>> start Excerpted records

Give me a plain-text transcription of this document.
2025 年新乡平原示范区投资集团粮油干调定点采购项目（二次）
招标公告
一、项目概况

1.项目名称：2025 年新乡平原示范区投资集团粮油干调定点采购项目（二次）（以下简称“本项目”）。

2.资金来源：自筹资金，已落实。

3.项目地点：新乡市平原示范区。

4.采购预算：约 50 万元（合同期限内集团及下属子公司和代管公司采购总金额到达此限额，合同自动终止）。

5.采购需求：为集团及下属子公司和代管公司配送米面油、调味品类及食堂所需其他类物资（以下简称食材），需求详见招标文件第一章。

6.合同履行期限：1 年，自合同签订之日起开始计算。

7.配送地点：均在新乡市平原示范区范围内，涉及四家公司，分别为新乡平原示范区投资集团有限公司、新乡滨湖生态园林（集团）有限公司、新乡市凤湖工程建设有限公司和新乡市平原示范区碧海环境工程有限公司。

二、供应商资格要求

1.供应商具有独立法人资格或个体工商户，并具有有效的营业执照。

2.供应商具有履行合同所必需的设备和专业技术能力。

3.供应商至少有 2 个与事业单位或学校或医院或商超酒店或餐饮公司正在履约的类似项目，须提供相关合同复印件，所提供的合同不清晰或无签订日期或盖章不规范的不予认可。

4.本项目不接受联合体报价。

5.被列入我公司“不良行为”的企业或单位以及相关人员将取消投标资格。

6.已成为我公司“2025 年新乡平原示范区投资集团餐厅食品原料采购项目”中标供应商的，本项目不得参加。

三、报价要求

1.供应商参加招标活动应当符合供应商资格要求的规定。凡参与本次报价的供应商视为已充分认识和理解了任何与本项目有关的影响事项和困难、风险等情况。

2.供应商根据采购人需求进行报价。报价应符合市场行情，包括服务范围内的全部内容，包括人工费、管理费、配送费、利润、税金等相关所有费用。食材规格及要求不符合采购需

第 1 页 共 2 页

>> end Excerpted records

◆ **Directive**: Of the lines in this listing, how many contain "年新乡平原示范区投资集团粮油干调定点采购项目"? Reply with the number and nothing more.

◆ **Response to the exercise**: 2